__PROBLEM STATEMENT__
Quote the records beneath, complete and exact. Leave out images.

__PROVIDED RECORDS__
┌────────

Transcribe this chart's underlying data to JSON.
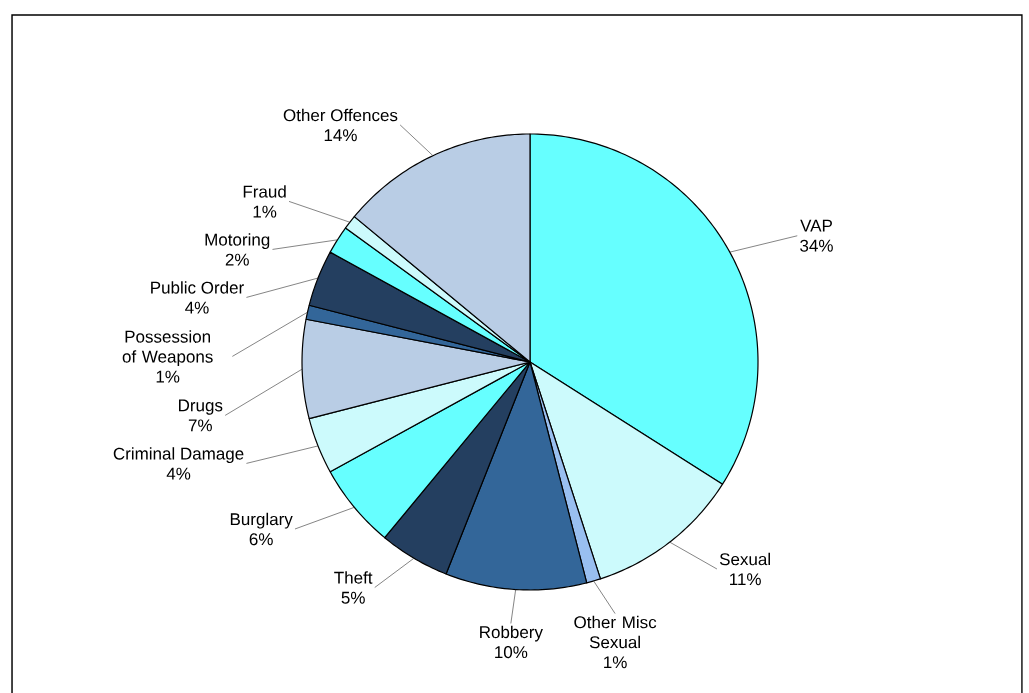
{
  "chart_data": {
    "type": "pie",
    "categories": [
      "VAP",
      "Sexual",
      "Other Misc Sexual",
      "Robbery",
      "Theft",
      "Burglary",
      "Criminal Damage",
      "Drugs",
      "Possession of Weapons",
      "Public Order",
      "Motoring",
      "Fraud",
      "Other Offences"
    ],
    "values": [
      34,
      11,
      1,
      10,
      5,
      6,
      4,
      7,
      1,
      4,
      2,
      1,
      14
    ],
    "value_labels": [
      "34%",
      "11%",
      "1%",
      "10%",
      "5%",
      "6%",
      "4%",
      "7%",
      "1%",
      "4%",
      "2%",
      "1%",
      "14%"
    ],
    "colors": [
      "#66ffff",
      "#ccfafc",
      "#99bff0",
      "#336699",
      "#243f60",
      "#66ffff",
      "#ccfafc",
      "#b9cde5",
      "#336699",
      "#243f60",
      "#66ffff",
      "#ccfafc",
      "#b9cde5"
    ]
  }
}
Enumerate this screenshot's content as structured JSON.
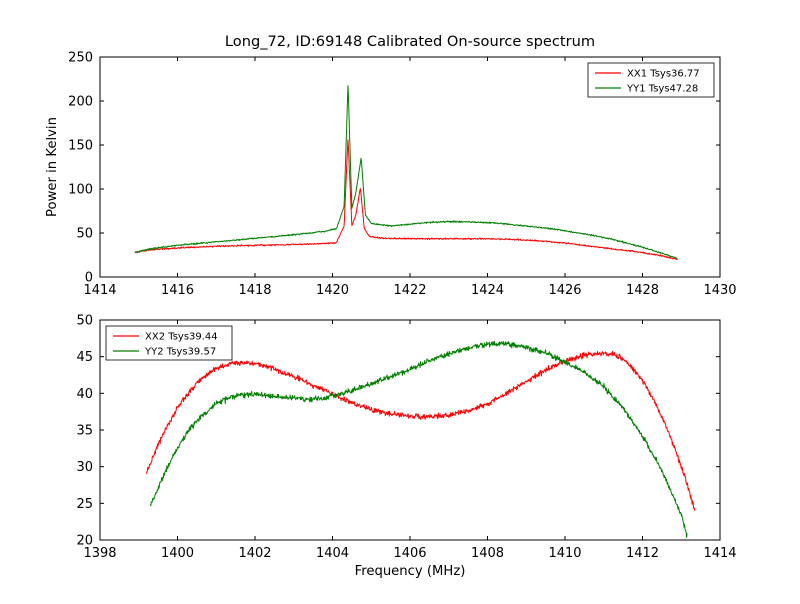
{
  "figure": {
    "background": "#ffffff",
    "axis_color": "#000000"
  },
  "chart_data": [
    {
      "type": "line",
      "title": "Long_72, ID:69148 Calibrated On-source spectrum",
      "xlabel": "",
      "ylabel": "Power in Kelvin",
      "xlim": [
        1414,
        1430
      ],
      "ylim": [
        0,
        250
      ],
      "xticks": [
        1414,
        1416,
        1418,
        1420,
        1422,
        1424,
        1426,
        1428,
        1430
      ],
      "yticks": [
        0,
        50,
        100,
        150,
        200,
        250
      ],
      "grid": false,
      "legend_position": "top-right",
      "noise": 0.6,
      "series": [
        {
          "name": "XX1 Tsys36.77",
          "color": "#ff0000",
          "points": [
            [
              1414.9,
              28
            ],
            [
              1415.3,
              31
            ],
            [
              1416,
              33
            ],
            [
              1417,
              35
            ],
            [
              1418,
              36
            ],
            [
              1419,
              37
            ],
            [
              1419.8,
              38
            ],
            [
              1420.1,
              39
            ],
            [
              1420.3,
              58
            ],
            [
              1420.4,
              158
            ],
            [
              1420.5,
              58
            ],
            [
              1420.6,
              70
            ],
            [
              1420.72,
              102
            ],
            [
              1420.82,
              55
            ],
            [
              1420.95,
              46
            ],
            [
              1421.3,
              44
            ],
            [
              1422,
              43.5
            ],
            [
              1423,
              43.5
            ],
            [
              1424,
              43.5
            ],
            [
              1424.8,
              42.5
            ],
            [
              1425.5,
              40.5
            ],
            [
              1426.2,
              37.5
            ],
            [
              1427,
              33
            ],
            [
              1427.8,
              29
            ],
            [
              1428.4,
              25
            ],
            [
              1428.9,
              20
            ]
          ]
        },
        {
          "name": "YY1 Tsys47.28",
          "color": "#008000",
          "points": [
            [
              1414.9,
              28
            ],
            [
              1415.3,
              32
            ],
            [
              1416,
              36
            ],
            [
              1417,
              40
            ],
            [
              1418,
              44
            ],
            [
              1419,
              48
            ],
            [
              1419.8,
              52
            ],
            [
              1420.1,
              55
            ],
            [
              1420.3,
              80
            ],
            [
              1420.4,
              220
            ],
            [
              1420.5,
              78
            ],
            [
              1420.6,
              95
            ],
            [
              1420.74,
              136
            ],
            [
              1420.85,
              70
            ],
            [
              1421,
              61
            ],
            [
              1421.5,
              58
            ],
            [
              1422,
              60
            ],
            [
              1422.6,
              62.5
            ],
            [
              1423,
              63
            ],
            [
              1423.6,
              62.5
            ],
            [
              1424.3,
              61
            ],
            [
              1425,
              58
            ],
            [
              1425.8,
              54
            ],
            [
              1426.5,
              49
            ],
            [
              1427.2,
              43
            ],
            [
              1428,
              34
            ],
            [
              1428.5,
              27
            ],
            [
              1428.9,
              21
            ]
          ]
        }
      ]
    },
    {
      "type": "line",
      "title": "",
      "xlabel": "Frequency (MHz)",
      "ylabel": "",
      "xlim": [
        1398,
        1414
      ],
      "ylim": [
        20,
        50
      ],
      "xticks": [
        1398,
        1400,
        1402,
        1404,
        1406,
        1408,
        1410,
        1412,
        1414
      ],
      "yticks": [
        20,
        25,
        30,
        35,
        40,
        45,
        50
      ],
      "grid": false,
      "legend_position": "top-left",
      "noise": 0.28,
      "series": [
        {
          "name": "XX2 Tsys39.44",
          "color": "#ff0000",
          "points": [
            [
              1399.2,
              29.2
            ],
            [
              1399.6,
              34.2
            ],
            [
              1400.0,
              38.0
            ],
            [
              1400.5,
              41.5
            ],
            [
              1401.0,
              43.4
            ],
            [
              1401.5,
              44.2
            ],
            [
              1402.0,
              44.1
            ],
            [
              1402.5,
              43.3
            ],
            [
              1403.0,
              42.3
            ],
            [
              1403.5,
              41.1
            ],
            [
              1404.0,
              39.9
            ],
            [
              1404.5,
              38.7
            ],
            [
              1405.0,
              37.8
            ],
            [
              1405.5,
              37.2
            ],
            [
              1406.0,
              36.9
            ],
            [
              1406.5,
              36.8
            ],
            [
              1407.0,
              37.0
            ],
            [
              1407.5,
              37.6
            ],
            [
              1408.0,
              38.6
            ],
            [
              1408.5,
              40.0
            ],
            [
              1409.0,
              41.6
            ],
            [
              1409.5,
              43.2
            ],
            [
              1410.0,
              44.4
            ],
            [
              1410.5,
              45.2
            ],
            [
              1411.0,
              45.5
            ],
            [
              1411.3,
              45.3
            ],
            [
              1411.6,
              44.3
            ],
            [
              1412.0,
              41.8
            ],
            [
              1412.4,
              38.0
            ],
            [
              1412.8,
              33.0
            ],
            [
              1413.1,
              28.5
            ],
            [
              1413.35,
              24.0
            ]
          ]
        },
        {
          "name": "YY2 Tsys39.57",
          "color": "#008000",
          "points": [
            [
              1399.3,
              24.6
            ],
            [
              1399.7,
              29.5
            ],
            [
              1400.1,
              33.5
            ],
            [
              1400.5,
              36.3
            ],
            [
              1401.0,
              38.6
            ],
            [
              1401.5,
              39.7
            ],
            [
              1402.0,
              39.9
            ],
            [
              1402.5,
              39.6
            ],
            [
              1403.0,
              39.3
            ],
            [
              1403.5,
              39.2
            ],
            [
              1404.0,
              39.6
            ],
            [
              1404.5,
              40.4
            ],
            [
              1405.0,
              41.3
            ],
            [
              1405.5,
              42.3
            ],
            [
              1406.0,
              43.3
            ],
            [
              1406.5,
              44.4
            ],
            [
              1407.0,
              45.4
            ],
            [
              1407.5,
              46.2
            ],
            [
              1408.0,
              46.7
            ],
            [
              1408.4,
              46.8
            ],
            [
              1408.8,
              46.5
            ],
            [
              1409.2,
              46.0
            ],
            [
              1409.6,
              45.3
            ],
            [
              1410.0,
              44.3
            ],
            [
              1410.5,
              42.9
            ],
            [
              1411.0,
              40.9
            ],
            [
              1411.5,
              38.0
            ],
            [
              1412.0,
              34.2
            ],
            [
              1412.5,
              29.5
            ],
            [
              1413.0,
              23.5
            ],
            [
              1413.15,
              20.5
            ]
          ]
        }
      ]
    }
  ]
}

└────────

__PROBLEM SOLUTION__
Transcribe this chart's underlying data to JSON.
{
  "chart_data": {
    "type": "pie",
    "categories": [
      "VAP",
      "Sexual",
      "Other Misc Sexual",
      "Robbery",
      "Theft",
      "Burglary",
      "Criminal Damage",
      "Drugs",
      "Possession of Weapons",
      "Public Order",
      "Motoring",
      "Fraud",
      "Other Offences"
    ],
    "values": [
      34,
      11,
      1,
      10,
      5,
      6,
      4,
      7,
      1,
      4,
      2,
      1,
      14
    ],
    "value_labels": [
      "34%",
      "11%",
      "1%",
      "10%",
      "5%",
      "6%",
      "4%",
      "7%",
      "1%",
      "4%",
      "2%",
      "1%",
      "14%"
    ],
    "colors": [
      "#66ffff",
      "#ccfafc",
      "#99bff0",
      "#336699",
      "#243f60",
      "#66ffff",
      "#ccfafc",
      "#b9cde5",
      "#336699",
      "#243f60",
      "#66ffff",
      "#ccfafc",
      "#b9cde5"
    ]
  }
}
Enumerate this screenshot's content as structured JSON.
{
  "figure": {
    "background": "#ffffff",
    "axis_color": "#000000"
  },
  "chart_data": [
    {
      "type": "line",
      "title": "Long_72, ID:69148 Calibrated On-source spectrum",
      "xlabel": "",
      "ylabel": "Power in Kelvin",
      "xlim": [
        1414,
        1430
      ],
      "ylim": [
        0,
        250
      ],
      "xticks": [
        1414,
        1416,
        1418,
        1420,
        1422,
        1424,
        1426,
        1428,
        1430
      ],
      "yticks": [
        0,
        50,
        100,
        150,
        200,
        250
      ],
      "grid": false,
      "legend_position": "top-right",
      "noise": 0.6,
      "series": [
        {
          "name": "XX1 Tsys36.77",
          "color": "#ff0000",
          "points": [
            [
              1414.9,
              28
            ],
            [
              1415.3,
              31
            ],
            [
              1416,
              33
            ],
            [
              1417,
              35
            ],
            [
              1418,
              36
            ],
            [
              1419,
              37
            ],
            [
              1419.8,
              38
            ],
            [
              1420.1,
              39
            ],
            [
              1420.3,
              58
            ],
            [
              1420.4,
              158
            ],
            [
              1420.5,
              58
            ],
            [
              1420.6,
              70
            ],
            [
              1420.72,
              102
            ],
            [
              1420.82,
              55
            ],
            [
              1420.95,
              46
            ],
            [
              1421.3,
              44
            ],
            [
              1422,
              43.5
            ],
            [
              1423,
              43.5
            ],
            [
              1424,
              43.5
            ],
            [
              1424.8,
              42.5
            ],
            [
              1425.5,
              40.5
            ],
            [
              1426.2,
              37.5
            ],
            [
              1427,
              33
            ],
            [
              1427.8,
              29
            ],
            [
              1428.4,
              25
            ],
            [
              1428.9,
              20
            ]
          ]
        },
        {
          "name": "YY1 Tsys47.28",
          "color": "#008000",
          "points": [
            [
              1414.9,
              28
            ],
            [
              1415.3,
              32
            ],
            [
              1416,
              36
            ],
            [
              1417,
              40
            ],
            [
              1418,
              44
            ],
            [
              1419,
              48
            ],
            [
              1419.8,
              52
            ],
            [
              1420.1,
              55
            ],
            [
              1420.3,
              80
            ],
            [
              1420.4,
              220
            ],
            [
              1420.5,
              78
            ],
            [
              1420.6,
              95
            ],
            [
              1420.74,
              136
            ],
            [
              1420.85,
              70
            ],
            [
              1421,
              61
            ],
            [
              1421.5,
              58
            ],
            [
              1422,
              60
            ],
            [
              1422.6,
              62.5
            ],
            [
              1423,
              63
            ],
            [
              1423.6,
              62.5
            ],
            [
              1424.3,
              61
            ],
            [
              1425,
              58
            ],
            [
              1425.8,
              54
            ],
            [
              1426.5,
              49
            ],
            [
              1427.2,
              43
            ],
            [
              1428,
              34
            ],
            [
              1428.5,
              27
            ],
            [
              1428.9,
              21
            ]
          ]
        }
      ]
    },
    {
      "type": "line",
      "title": "",
      "xlabel": "Frequency (MHz)",
      "ylabel": "",
      "xlim": [
        1398,
        1414
      ],
      "ylim": [
        20,
        50
      ],
      "xticks": [
        1398,
        1400,
        1402,
        1404,
        1406,
        1408,
        1410,
        1412,
        1414
      ],
      "yticks": [
        20,
        25,
        30,
        35,
        40,
        45,
        50
      ],
      "grid": false,
      "legend_position": "top-left",
      "noise": 0.28,
      "series": [
        {
          "name": "XX2 Tsys39.44",
          "color": "#ff0000",
          "points": [
            [
              1399.2,
              29.2
            ],
            [
              1399.6,
              34.2
            ],
            [
              1400.0,
              38.0
            ],
            [
              1400.5,
              41.5
            ],
            [
              1401.0,
              43.4
            ],
            [
              1401.5,
              44.2
            ],
            [
              1402.0,
              44.1
            ],
            [
              1402.5,
              43.3
            ],
            [
              1403.0,
              42.3
            ],
            [
              1403.5,
              41.1
            ],
            [
              1404.0,
              39.9
            ],
            [
              1404.5,
              38.7
            ],
            [
              1405.0,
              37.8
            ],
            [
              1405.5,
              37.2
            ],
            [
              1406.0,
              36.9
            ],
            [
              1406.5,
              36.8
            ],
            [
              1407.0,
              37.0
            ],
            [
              1407.5,
              37.6
            ],
            [
              1408.0,
              38.6
            ],
            [
              1408.5,
              40.0
            ],
            [
              1409.0,
              41.6
            ],
            [
              1409.5,
              43.2
            ],
            [
              1410.0,
              44.4
            ],
            [
              1410.5,
              45.2
            ],
            [
              1411.0,
              45.5
            ],
            [
              1411.3,
              45.3
            ],
            [
              1411.6,
              44.3
            ],
            [
              1412.0,
              41.8
            ],
            [
              1412.4,
              38.0
            ],
            [
              1412.8,
              33.0
            ],
            [
              1413.1,
              28.5
            ],
            [
              1413.35,
              24.0
            ]
          ]
        },
        {
          "name": "YY2 Tsys39.57",
          "color": "#008000",
          "points": [
            [
              1399.3,
              24.6
            ],
            [
              1399.7,
              29.5
            ],
            [
              1400.1,
              33.5
            ],
            [
              1400.5,
              36.3
            ],
            [
              1401.0,
              38.6
            ],
            [
              1401.5,
              39.7
            ],
            [
              1402.0,
              39.9
            ],
            [
              1402.5,
              39.6
            ],
            [
              1403.0,
              39.3
            ],
            [
              1403.5,
              39.2
            ],
            [
              1404.0,
              39.6
            ],
            [
              1404.5,
              40.4
            ],
            [
              1405.0,
              41.3
            ],
            [
              1405.5,
              42.3
            ],
            [
              1406.0,
              43.3
            ],
            [
              1406.5,
              44.4
            ],
            [
              1407.0,
              45.4
            ],
            [
              1407.5,
              46.2
            ],
            [
              1408.0,
              46.7
            ],
            [
              1408.4,
              46.8
            ],
            [
              1408.8,
              46.5
            ],
            [
              1409.2,
              46.0
            ],
            [
              1409.6,
              45.3
            ],
            [
              1410.0,
              44.3
            ],
            [
              1410.5,
              42.9
            ],
            [
              1411.0,
              40.9
            ],
            [
              1411.5,
              38.0
            ],
            [
              1412.0,
              34.2
            ],
            [
              1412.5,
              29.5
            ],
            [
              1413.0,
              23.5
            ],
            [
              1413.15,
              20.5
            ]
          ]
        }
      ]
    }
  ]
}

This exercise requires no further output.